--- Prompt ---
Pull out each line of the data that includes the word "мобільний".

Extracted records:
-- BEGIN --

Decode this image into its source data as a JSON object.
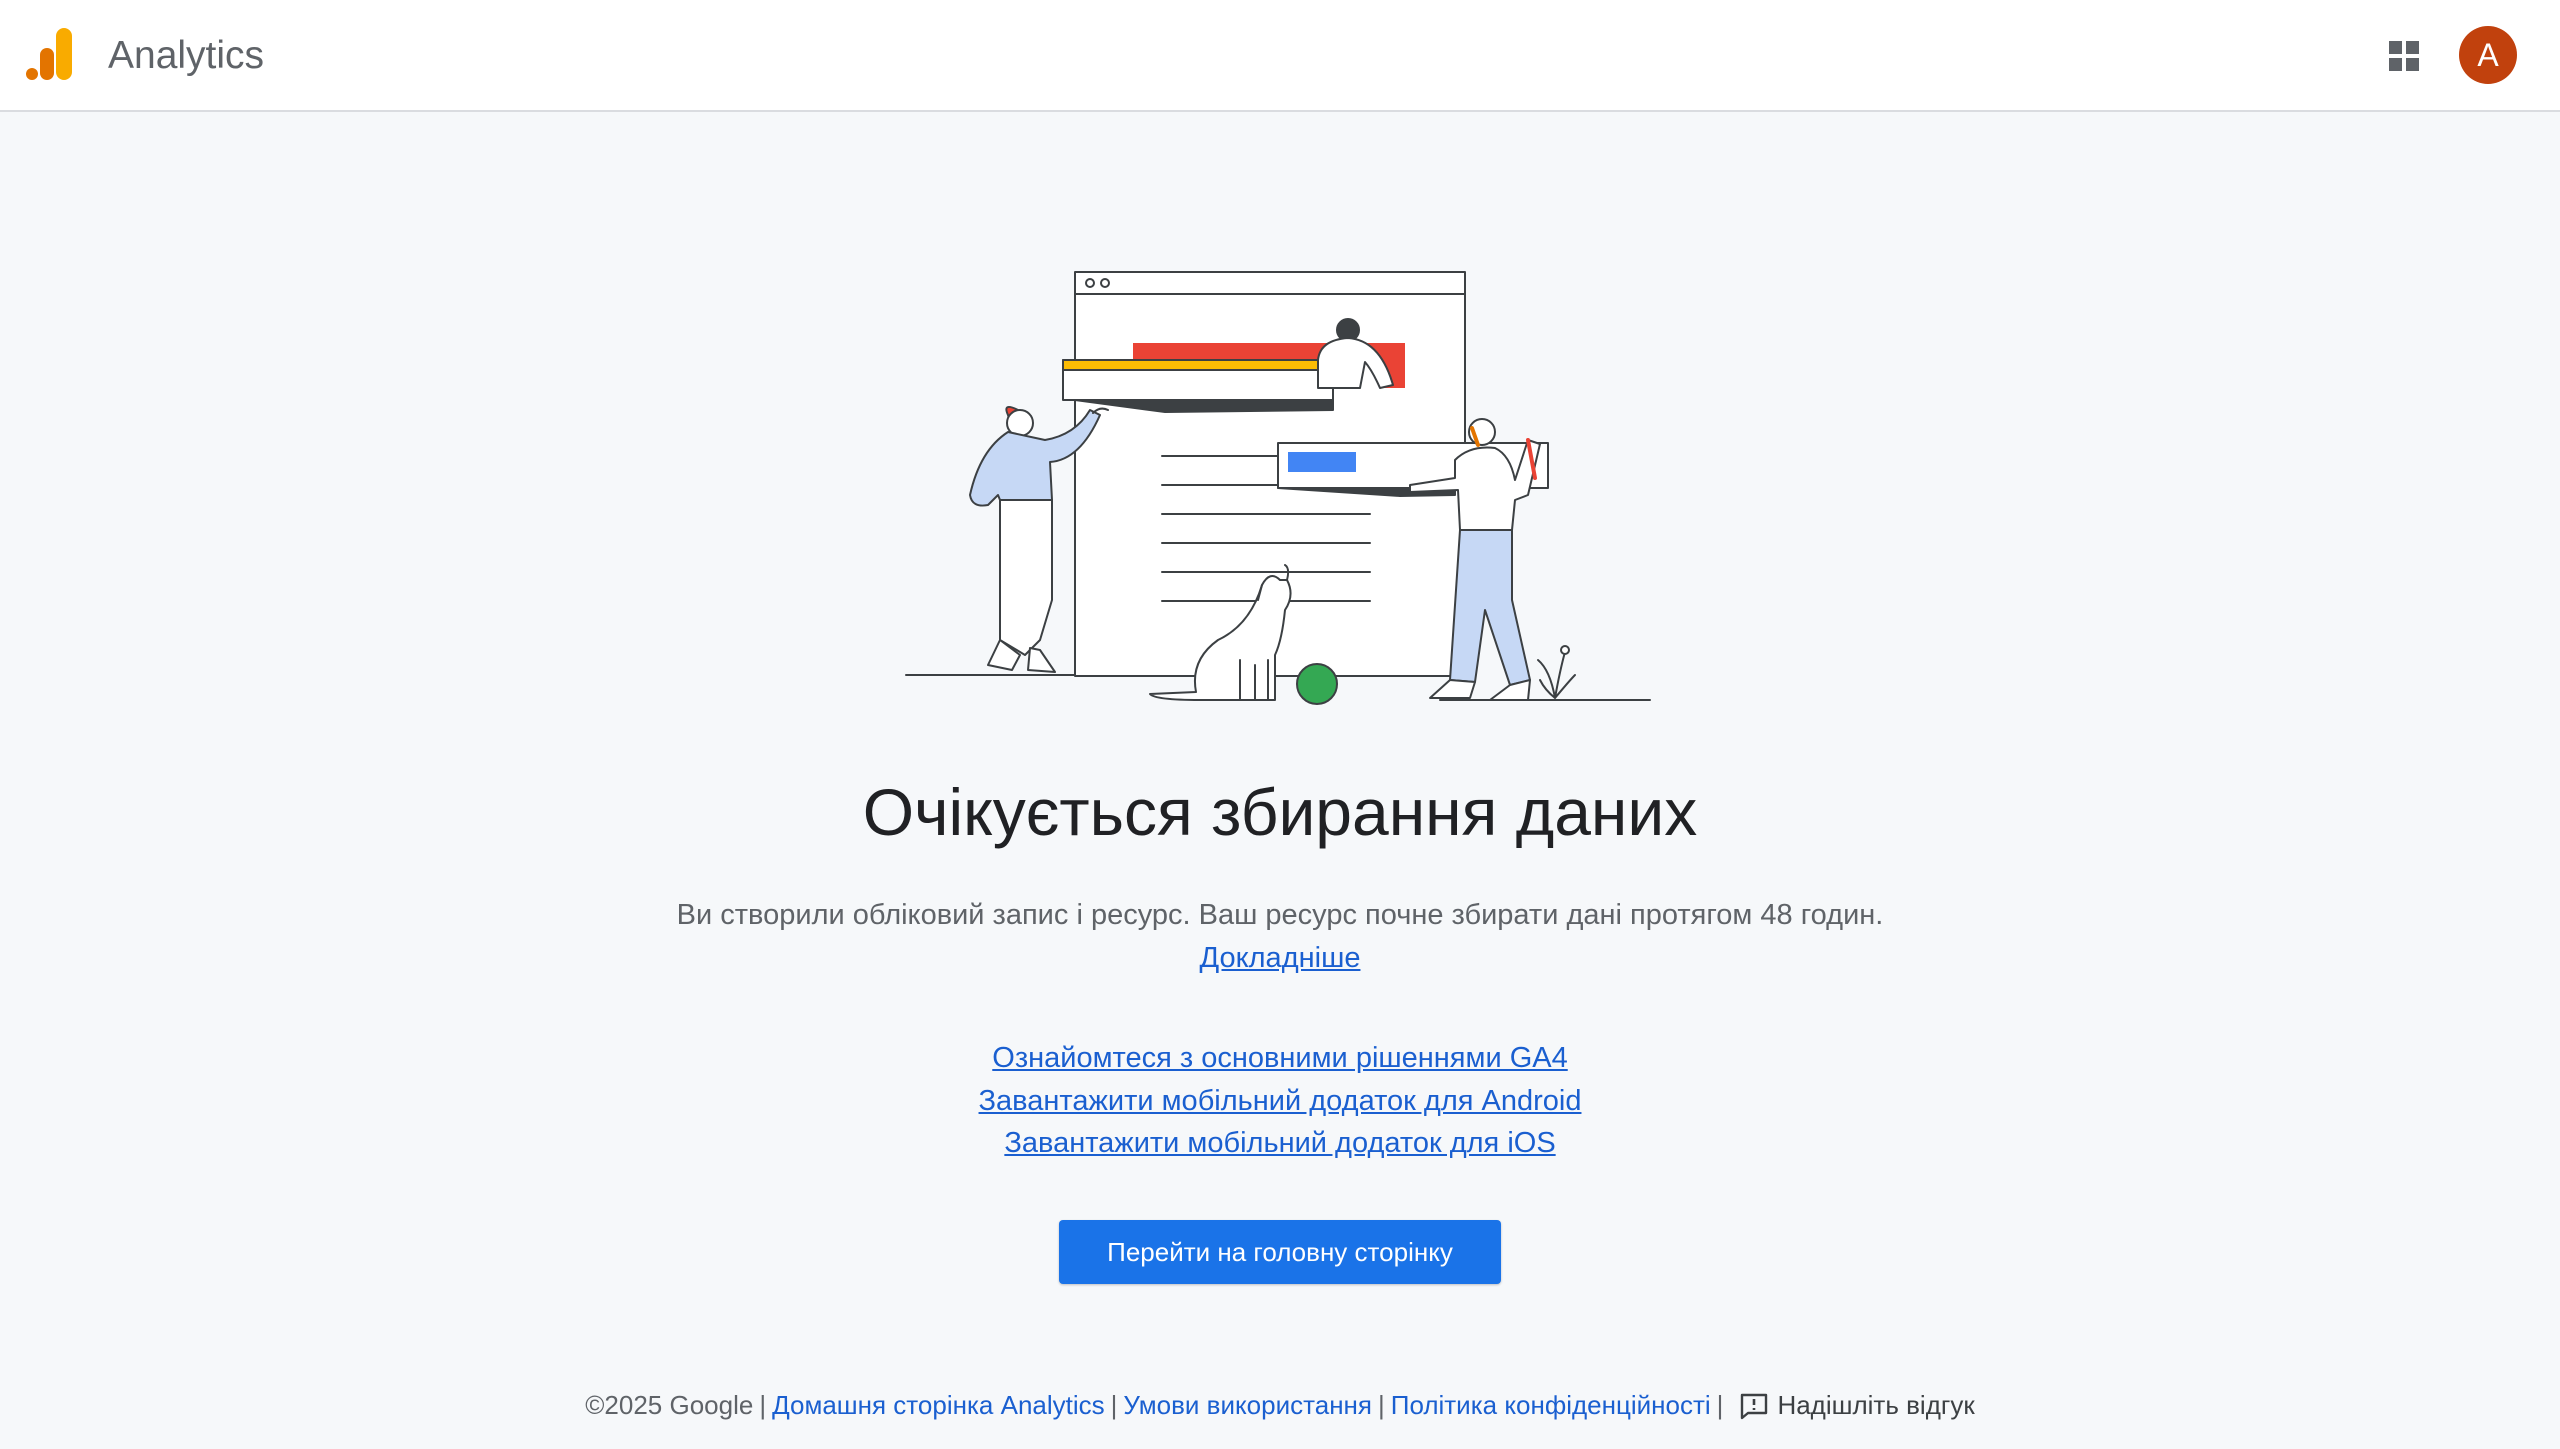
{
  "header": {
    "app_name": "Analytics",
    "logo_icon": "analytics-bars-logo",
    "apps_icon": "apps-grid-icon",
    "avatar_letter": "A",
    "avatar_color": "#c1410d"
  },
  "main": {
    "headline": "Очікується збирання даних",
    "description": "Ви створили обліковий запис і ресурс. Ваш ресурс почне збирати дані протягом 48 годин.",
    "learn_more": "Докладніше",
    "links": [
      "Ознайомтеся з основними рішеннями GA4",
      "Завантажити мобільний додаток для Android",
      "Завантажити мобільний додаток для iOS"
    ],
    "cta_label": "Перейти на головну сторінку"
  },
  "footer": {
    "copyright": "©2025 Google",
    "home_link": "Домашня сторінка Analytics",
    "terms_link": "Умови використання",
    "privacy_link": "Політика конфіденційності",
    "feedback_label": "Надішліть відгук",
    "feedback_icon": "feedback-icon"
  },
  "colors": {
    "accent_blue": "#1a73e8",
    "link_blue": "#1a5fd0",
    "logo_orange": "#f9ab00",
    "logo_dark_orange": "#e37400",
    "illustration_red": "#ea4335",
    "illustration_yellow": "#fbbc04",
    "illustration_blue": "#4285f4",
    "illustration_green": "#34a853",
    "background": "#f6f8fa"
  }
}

-- END --

--- Response to this exercise ---
      "Завантажити мобільний додаток для Android",
      "Завантажити мобільний додаток для iOS"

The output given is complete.